### Dataset content

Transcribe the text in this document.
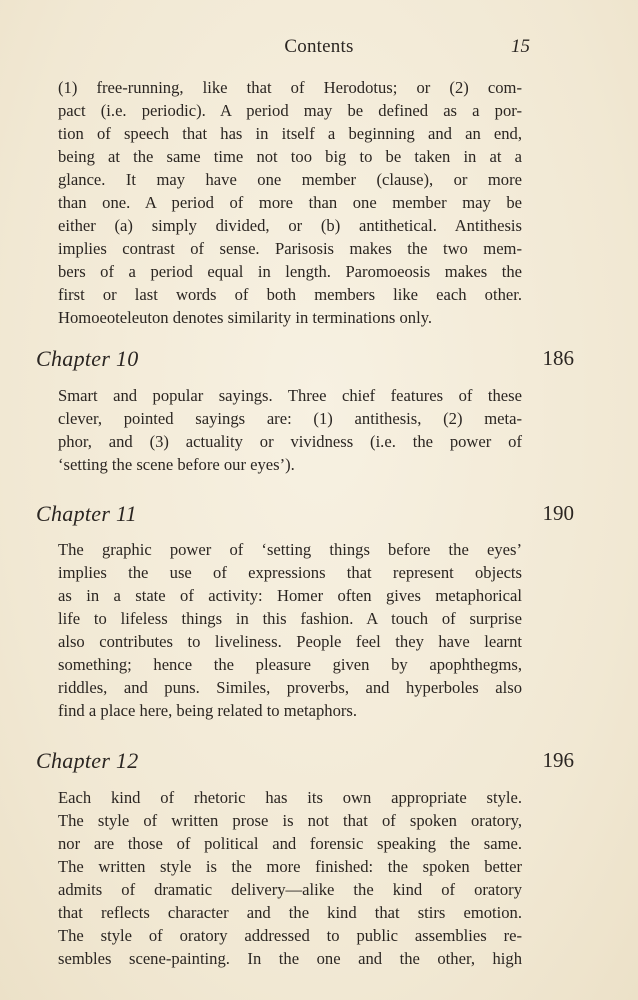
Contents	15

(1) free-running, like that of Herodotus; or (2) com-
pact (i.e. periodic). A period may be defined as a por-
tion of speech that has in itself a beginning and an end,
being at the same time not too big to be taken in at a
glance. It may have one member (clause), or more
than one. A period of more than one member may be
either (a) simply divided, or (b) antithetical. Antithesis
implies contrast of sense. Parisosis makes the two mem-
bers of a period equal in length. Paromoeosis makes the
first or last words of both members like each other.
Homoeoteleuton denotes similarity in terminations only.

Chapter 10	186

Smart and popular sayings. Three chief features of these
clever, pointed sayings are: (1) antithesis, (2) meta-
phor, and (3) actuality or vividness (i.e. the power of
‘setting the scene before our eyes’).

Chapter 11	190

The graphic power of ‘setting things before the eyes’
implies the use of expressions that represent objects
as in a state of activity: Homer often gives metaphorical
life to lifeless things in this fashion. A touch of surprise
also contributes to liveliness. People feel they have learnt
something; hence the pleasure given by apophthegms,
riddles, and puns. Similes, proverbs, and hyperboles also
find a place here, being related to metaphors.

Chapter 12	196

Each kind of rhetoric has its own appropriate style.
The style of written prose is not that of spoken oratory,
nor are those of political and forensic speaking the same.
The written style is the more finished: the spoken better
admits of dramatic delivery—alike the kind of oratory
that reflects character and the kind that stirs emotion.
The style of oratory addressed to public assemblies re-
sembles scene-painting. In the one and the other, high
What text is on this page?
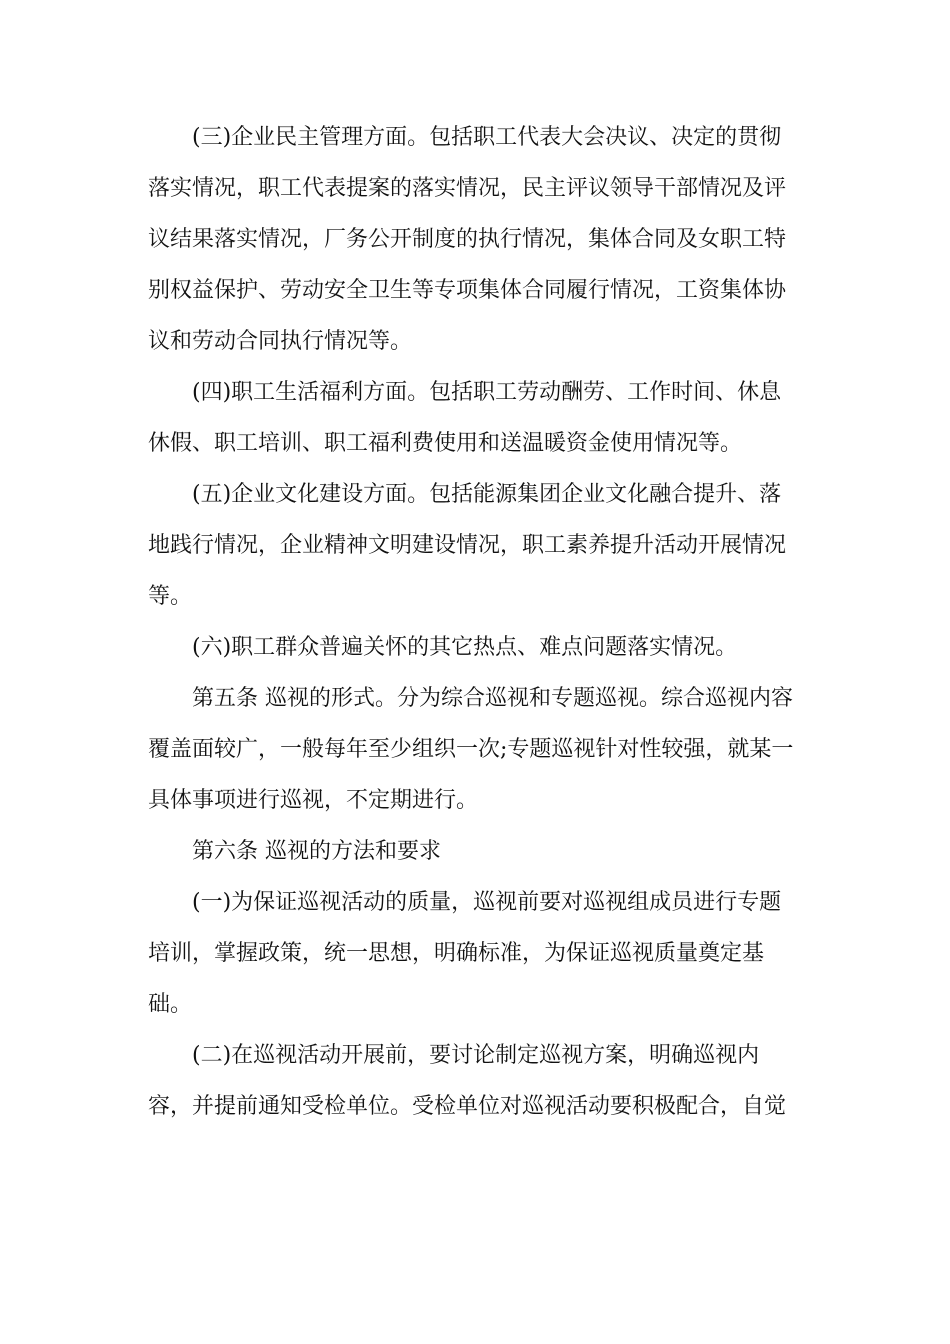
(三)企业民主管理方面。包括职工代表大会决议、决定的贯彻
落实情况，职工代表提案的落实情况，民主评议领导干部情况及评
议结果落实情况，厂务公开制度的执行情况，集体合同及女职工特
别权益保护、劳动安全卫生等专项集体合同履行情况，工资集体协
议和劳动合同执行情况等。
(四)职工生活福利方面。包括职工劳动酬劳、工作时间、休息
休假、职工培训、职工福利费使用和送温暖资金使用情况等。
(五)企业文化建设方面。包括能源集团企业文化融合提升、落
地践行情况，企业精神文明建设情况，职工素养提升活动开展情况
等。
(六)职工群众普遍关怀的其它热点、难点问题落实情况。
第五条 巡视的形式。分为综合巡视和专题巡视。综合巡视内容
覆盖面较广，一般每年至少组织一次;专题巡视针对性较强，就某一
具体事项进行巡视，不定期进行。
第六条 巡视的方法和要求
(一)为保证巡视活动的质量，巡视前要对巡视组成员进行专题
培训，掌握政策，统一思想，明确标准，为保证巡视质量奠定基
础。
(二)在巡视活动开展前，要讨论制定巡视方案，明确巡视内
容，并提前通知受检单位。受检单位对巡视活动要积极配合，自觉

######

#### Written task
Find the number of lines in which the word "other" occurs, and write nothing but that number.

#### Complete response
2